Task: Find each line containing the string "Освещение". Copy it.

Data for this task:

* Start *

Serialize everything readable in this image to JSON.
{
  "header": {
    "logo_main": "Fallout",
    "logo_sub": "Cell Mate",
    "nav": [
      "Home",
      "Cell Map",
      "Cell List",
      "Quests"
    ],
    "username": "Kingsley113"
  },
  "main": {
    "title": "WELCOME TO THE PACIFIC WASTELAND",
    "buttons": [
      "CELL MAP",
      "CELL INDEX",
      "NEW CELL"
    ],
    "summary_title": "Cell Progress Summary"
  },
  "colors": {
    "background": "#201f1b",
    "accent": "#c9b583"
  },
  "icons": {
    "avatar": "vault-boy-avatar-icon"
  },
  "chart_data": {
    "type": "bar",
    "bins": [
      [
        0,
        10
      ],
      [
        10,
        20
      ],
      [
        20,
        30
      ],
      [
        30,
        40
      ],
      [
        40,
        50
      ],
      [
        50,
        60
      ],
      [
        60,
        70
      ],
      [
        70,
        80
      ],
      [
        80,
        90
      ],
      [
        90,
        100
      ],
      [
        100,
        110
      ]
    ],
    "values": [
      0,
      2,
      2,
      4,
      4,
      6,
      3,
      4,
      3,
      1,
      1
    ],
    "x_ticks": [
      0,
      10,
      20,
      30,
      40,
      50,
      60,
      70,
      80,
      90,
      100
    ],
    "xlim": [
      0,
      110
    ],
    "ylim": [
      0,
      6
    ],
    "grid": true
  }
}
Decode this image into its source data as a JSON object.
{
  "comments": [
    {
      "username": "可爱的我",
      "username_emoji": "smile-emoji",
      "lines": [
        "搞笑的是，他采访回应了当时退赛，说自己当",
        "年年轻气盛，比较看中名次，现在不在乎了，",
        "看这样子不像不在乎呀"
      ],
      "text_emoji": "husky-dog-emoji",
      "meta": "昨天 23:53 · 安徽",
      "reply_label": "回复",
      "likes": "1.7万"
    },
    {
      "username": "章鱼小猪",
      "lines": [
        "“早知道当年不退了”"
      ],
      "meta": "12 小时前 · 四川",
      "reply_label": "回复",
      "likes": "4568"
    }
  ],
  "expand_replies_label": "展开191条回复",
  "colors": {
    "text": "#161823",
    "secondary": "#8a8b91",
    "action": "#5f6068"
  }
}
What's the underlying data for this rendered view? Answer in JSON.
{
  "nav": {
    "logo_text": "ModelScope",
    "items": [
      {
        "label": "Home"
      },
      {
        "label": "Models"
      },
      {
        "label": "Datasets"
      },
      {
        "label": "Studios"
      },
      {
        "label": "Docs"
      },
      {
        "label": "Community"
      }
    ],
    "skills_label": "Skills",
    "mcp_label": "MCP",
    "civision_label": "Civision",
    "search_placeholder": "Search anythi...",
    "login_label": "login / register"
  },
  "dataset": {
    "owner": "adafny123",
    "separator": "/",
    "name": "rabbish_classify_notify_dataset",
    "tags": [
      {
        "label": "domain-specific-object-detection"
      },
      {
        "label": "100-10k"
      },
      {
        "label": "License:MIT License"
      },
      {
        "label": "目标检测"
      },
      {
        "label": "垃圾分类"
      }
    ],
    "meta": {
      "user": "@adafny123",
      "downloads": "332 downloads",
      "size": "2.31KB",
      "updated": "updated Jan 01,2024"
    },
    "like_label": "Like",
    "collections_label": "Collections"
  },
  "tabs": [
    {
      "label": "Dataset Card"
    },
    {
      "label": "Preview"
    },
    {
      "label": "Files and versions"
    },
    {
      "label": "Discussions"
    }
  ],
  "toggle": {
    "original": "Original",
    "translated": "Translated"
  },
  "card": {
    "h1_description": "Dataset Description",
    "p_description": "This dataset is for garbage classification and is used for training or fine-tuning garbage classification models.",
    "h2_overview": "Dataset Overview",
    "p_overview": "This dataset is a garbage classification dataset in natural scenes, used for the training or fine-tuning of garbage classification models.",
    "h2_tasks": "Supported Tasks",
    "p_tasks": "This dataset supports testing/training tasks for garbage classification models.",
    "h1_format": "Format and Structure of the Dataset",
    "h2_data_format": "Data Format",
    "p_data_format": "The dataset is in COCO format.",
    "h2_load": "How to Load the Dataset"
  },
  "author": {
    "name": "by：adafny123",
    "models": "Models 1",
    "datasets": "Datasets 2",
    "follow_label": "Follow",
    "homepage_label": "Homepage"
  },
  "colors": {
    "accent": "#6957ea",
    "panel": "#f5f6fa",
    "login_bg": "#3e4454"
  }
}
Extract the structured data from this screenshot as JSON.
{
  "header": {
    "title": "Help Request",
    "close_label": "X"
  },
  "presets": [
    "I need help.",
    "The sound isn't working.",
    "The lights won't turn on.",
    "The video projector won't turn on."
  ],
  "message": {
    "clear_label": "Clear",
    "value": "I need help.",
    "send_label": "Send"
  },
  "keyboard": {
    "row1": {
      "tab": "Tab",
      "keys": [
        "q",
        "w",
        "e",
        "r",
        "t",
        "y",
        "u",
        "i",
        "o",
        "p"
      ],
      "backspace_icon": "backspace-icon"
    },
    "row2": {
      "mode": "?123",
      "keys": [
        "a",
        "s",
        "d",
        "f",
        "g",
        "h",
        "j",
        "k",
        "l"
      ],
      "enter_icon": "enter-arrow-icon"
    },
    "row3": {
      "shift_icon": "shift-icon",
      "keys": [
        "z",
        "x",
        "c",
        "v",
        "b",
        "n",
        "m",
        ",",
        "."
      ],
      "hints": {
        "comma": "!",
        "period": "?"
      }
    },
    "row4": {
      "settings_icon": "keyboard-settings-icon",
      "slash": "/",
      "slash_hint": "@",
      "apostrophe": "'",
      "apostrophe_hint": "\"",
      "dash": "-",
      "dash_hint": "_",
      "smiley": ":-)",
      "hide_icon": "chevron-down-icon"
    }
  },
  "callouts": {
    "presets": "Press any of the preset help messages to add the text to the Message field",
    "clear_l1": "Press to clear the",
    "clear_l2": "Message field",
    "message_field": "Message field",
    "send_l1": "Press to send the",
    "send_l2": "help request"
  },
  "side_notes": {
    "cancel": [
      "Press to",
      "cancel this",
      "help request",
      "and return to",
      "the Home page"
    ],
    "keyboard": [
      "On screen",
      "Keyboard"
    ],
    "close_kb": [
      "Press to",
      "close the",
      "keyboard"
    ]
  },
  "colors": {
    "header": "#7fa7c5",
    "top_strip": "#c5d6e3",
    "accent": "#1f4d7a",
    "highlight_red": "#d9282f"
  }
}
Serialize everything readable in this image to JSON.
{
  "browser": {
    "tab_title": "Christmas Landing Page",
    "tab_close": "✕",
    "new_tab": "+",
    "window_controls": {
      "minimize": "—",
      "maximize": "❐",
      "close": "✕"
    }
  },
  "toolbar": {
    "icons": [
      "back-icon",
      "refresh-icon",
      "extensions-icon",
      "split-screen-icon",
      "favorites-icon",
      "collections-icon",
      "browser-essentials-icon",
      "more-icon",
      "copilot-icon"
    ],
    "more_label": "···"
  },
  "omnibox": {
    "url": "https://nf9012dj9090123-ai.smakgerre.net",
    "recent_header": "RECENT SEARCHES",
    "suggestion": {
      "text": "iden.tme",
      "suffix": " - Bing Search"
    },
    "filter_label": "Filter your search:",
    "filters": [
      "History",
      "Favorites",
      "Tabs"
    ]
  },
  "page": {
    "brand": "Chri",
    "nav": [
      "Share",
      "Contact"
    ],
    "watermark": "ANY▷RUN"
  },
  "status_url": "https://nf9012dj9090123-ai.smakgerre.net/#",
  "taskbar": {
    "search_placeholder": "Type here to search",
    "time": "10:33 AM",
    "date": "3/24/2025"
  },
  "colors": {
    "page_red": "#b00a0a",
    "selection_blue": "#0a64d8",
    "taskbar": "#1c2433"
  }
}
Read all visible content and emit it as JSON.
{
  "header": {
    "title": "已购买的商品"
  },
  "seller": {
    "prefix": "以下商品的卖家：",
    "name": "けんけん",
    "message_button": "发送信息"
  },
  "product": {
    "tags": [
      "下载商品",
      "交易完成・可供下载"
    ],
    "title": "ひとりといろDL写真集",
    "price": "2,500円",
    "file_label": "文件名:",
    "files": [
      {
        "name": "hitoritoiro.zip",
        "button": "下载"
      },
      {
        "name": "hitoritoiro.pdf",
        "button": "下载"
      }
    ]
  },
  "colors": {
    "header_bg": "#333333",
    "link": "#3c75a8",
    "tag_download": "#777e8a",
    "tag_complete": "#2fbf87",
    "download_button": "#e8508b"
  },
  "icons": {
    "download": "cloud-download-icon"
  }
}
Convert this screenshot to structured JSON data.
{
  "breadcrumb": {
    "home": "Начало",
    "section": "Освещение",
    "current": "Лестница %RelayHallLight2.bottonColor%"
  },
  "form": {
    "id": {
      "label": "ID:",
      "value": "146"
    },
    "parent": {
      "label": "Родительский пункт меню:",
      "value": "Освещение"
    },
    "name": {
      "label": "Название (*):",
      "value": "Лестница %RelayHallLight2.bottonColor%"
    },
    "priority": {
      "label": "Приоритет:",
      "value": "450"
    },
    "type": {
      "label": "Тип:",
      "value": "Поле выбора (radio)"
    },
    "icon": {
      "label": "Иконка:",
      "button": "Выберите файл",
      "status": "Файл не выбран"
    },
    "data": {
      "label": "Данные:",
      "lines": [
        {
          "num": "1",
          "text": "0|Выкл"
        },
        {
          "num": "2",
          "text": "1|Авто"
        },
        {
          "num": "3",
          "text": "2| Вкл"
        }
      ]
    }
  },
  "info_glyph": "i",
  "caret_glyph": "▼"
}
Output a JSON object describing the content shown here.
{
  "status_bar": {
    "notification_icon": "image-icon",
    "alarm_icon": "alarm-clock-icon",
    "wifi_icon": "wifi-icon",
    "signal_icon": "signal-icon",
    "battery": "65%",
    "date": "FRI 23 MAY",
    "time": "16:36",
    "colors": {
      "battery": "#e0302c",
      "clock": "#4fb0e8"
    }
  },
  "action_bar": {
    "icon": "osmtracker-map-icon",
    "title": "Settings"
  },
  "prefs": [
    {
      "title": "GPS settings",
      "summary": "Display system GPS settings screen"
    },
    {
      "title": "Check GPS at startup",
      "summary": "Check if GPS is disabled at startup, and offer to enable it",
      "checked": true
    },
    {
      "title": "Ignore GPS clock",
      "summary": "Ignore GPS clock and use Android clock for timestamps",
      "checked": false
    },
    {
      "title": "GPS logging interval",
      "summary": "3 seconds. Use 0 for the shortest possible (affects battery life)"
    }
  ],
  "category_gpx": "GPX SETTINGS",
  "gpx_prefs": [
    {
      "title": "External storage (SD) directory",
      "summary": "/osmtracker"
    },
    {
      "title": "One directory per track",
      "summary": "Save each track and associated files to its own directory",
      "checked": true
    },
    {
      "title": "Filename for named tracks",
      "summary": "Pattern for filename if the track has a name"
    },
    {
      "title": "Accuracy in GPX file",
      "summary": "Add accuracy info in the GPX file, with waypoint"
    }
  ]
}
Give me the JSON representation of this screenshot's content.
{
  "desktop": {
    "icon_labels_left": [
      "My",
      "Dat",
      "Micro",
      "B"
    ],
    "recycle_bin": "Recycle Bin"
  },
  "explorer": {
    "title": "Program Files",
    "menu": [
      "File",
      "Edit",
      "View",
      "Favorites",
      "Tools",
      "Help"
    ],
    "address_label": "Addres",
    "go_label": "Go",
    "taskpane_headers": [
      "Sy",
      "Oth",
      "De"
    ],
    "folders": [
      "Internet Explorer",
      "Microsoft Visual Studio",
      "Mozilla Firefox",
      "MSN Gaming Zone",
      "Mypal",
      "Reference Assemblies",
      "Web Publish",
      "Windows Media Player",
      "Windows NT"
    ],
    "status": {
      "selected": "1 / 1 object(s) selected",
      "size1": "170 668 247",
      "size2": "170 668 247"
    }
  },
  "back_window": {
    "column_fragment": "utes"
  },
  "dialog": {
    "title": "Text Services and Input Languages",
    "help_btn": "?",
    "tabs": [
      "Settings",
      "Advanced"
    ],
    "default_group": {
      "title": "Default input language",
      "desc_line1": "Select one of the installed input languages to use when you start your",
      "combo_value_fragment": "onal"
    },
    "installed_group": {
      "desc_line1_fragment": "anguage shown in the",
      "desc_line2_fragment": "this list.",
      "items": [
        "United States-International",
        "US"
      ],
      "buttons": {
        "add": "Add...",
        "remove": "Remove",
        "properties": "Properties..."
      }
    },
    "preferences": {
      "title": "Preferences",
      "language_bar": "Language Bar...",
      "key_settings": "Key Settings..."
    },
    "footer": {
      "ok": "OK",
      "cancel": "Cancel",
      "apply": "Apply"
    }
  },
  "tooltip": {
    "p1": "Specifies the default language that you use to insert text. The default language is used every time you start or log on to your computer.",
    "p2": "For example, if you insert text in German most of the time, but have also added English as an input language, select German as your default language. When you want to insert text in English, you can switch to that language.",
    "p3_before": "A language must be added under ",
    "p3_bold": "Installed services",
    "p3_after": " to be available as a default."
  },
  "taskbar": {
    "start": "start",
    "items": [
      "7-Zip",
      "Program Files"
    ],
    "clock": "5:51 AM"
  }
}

* End *

Full response:
    "section": "Освещение",
      "value": "Освещение"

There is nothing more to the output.